_SOURCE PASSAGE:_
-- start --
Low throughput on Intel X710-DA2 10G-SR

Tryano95

Dear Community,

I am facing issues with the network throughput of my nonvirtualized pfSense installation, with my 2x 10Gbps connection i am only getting around 2x 1Gbps in total.

My Setup:

2.4.5-RELEASE-p1 (amd64) - no vm
Intel(R) Xeon(R) CPU E5-2637 v2 @ 3.50GHz 16 CPUs: 2 package(s) x 4 core(s) x 2 hardware threads
Intel X710-DA2 with 2x 10G SR original SFP+ (1x WAN; 1x LAN)
Connected to Cisco X2-10G-SR

Connection is on both sides established as 10G-SR, but the throughput is only around 1Gbps, tested with iperf to an identical server running on debian 10. The debian server (also Intel X710-DA2) can establish a 10Gbps connection to other servers in the network, so the the issue is apparently within my pfSense installation. What can i do to reach the expected performance of 10G?

Bildschirmfoto 2020-07-01 um 19.20.55.png

/var/log/dmesg.boot

ixl0: <Intel(R) Ethernet Connection 700 Series PF Driver, Version - 1.11.9-k> mem  irq 40 at device 0.0 numa-domain 0 on pci7
ixl0: using 1024 tx descriptors and 1024 rx descriptors
ixl0: fw 4.40.35115 api 1.4 nvm 4.53 etid 80001dc0 oem 1.263.0
ixl0: PF-ID[0]: VFs 64, MSIX 129, VF MSIX 5, QPs 768, I2C
ixl0: Using MSIX interrupts with 9 vectors
ixl0: Allocating 8 queues for PF LAN VSI; 8 queues active
ixl0: Ethernet address: 
ixl0: PCI Express Bus: Speed 8.0GT/s Width x8
ixl0: SR-IOV ready
ixl0: netmap queues/slots: TX 8/1024, RX 8/1024
ixl1: <Intel(R) Ethernet Connection 700 Series PF Driver, Version - 1.11.9-k> mem  40 at device 0.1 numa-domain 0 on pci7
ixl1: using 1024 tx descriptors and 1024 rx descriptors
ixl1: fw 4.40.35115 api 1.4 nvm 4.53 etid 80001dc0 oem 1.263.0
ixl1: PF-ID[1]: VFs 64, MSIX 129, VF MSIX 5, QPs 768, I2C
ixl1: Using MSIX interrupts with 9 vectors
ixl1: Allocating 8 queues for PF LAN VSI; 8 queues active
ixl1: Ethernet address: 
ixl1: PCI Express Bus: Speed 8.0GT/s Width x8
ixl1: SR-IOV ready
ixl1: netmap queues/slots: TX 8/1024, RX 8/1024

Thank you in advance!
Regards
Marius

DaddyGo

@Tryano95

hi,
it's a real power - machine...

which is sure to check "Hardware Checksum Offloading" as well!!!
-- end --
_TASK DIRECTIONS:_ According to the forum thread about the Intel X710-DA2, which operating system runs on the identical server used for the iperf test?

Raw records
-- start --
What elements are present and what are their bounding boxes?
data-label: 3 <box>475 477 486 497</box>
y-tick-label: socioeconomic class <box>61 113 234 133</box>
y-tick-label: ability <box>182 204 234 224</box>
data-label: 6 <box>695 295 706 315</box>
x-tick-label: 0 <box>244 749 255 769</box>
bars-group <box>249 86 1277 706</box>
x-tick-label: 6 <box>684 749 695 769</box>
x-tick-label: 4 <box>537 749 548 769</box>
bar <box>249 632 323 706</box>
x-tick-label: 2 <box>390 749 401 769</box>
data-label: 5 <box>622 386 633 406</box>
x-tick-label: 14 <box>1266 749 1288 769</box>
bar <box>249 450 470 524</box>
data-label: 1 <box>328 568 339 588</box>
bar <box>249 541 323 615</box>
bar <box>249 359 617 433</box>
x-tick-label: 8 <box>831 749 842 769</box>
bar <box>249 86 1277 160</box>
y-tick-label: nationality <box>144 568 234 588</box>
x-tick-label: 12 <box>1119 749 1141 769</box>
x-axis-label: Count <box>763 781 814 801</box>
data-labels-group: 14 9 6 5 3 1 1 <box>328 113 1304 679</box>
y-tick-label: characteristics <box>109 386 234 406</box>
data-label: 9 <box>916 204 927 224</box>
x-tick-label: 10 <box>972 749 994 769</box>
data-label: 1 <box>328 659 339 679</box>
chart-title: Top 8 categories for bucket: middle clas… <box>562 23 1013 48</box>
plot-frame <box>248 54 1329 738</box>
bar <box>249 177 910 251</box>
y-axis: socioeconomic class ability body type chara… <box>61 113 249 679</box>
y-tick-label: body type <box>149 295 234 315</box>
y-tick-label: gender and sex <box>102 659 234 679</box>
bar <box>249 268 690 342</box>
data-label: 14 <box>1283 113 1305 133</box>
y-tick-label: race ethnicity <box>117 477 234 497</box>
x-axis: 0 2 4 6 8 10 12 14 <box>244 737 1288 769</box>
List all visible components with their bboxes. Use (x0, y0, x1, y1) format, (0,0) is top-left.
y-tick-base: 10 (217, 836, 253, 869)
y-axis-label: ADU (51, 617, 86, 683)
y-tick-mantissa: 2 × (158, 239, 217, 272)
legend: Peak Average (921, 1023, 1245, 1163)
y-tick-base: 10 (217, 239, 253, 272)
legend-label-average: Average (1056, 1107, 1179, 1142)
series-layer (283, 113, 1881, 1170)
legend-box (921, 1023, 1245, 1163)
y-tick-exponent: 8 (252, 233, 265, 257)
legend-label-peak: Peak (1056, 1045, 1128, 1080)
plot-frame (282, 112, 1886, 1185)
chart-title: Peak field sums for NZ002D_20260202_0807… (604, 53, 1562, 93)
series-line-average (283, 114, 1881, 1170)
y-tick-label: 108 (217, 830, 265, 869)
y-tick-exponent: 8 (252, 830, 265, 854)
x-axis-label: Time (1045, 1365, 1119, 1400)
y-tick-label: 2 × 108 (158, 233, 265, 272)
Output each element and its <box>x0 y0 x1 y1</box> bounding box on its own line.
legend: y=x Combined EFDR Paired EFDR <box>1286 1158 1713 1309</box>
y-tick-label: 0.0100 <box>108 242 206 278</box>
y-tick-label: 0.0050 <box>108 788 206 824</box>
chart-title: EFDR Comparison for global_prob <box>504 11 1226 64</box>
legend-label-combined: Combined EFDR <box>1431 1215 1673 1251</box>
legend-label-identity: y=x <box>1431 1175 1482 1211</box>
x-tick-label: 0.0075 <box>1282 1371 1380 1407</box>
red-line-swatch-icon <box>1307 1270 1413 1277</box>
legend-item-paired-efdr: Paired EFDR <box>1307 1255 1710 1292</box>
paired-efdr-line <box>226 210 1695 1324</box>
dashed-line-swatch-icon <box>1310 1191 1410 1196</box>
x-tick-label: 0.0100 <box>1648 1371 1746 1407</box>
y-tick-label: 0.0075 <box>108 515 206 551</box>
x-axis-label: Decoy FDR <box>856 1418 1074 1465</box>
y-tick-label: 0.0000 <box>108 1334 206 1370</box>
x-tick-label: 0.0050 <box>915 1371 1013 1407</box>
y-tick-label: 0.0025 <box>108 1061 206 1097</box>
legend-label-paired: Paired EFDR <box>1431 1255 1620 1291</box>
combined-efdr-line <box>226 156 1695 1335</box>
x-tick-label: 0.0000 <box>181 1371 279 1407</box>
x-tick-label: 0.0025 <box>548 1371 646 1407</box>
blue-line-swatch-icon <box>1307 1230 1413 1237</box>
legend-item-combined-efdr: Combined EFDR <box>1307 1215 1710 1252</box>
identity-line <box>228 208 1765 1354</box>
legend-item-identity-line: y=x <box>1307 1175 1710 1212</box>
-- end --
_ANSWER FOR THIS EXERCISE:_ Debian 10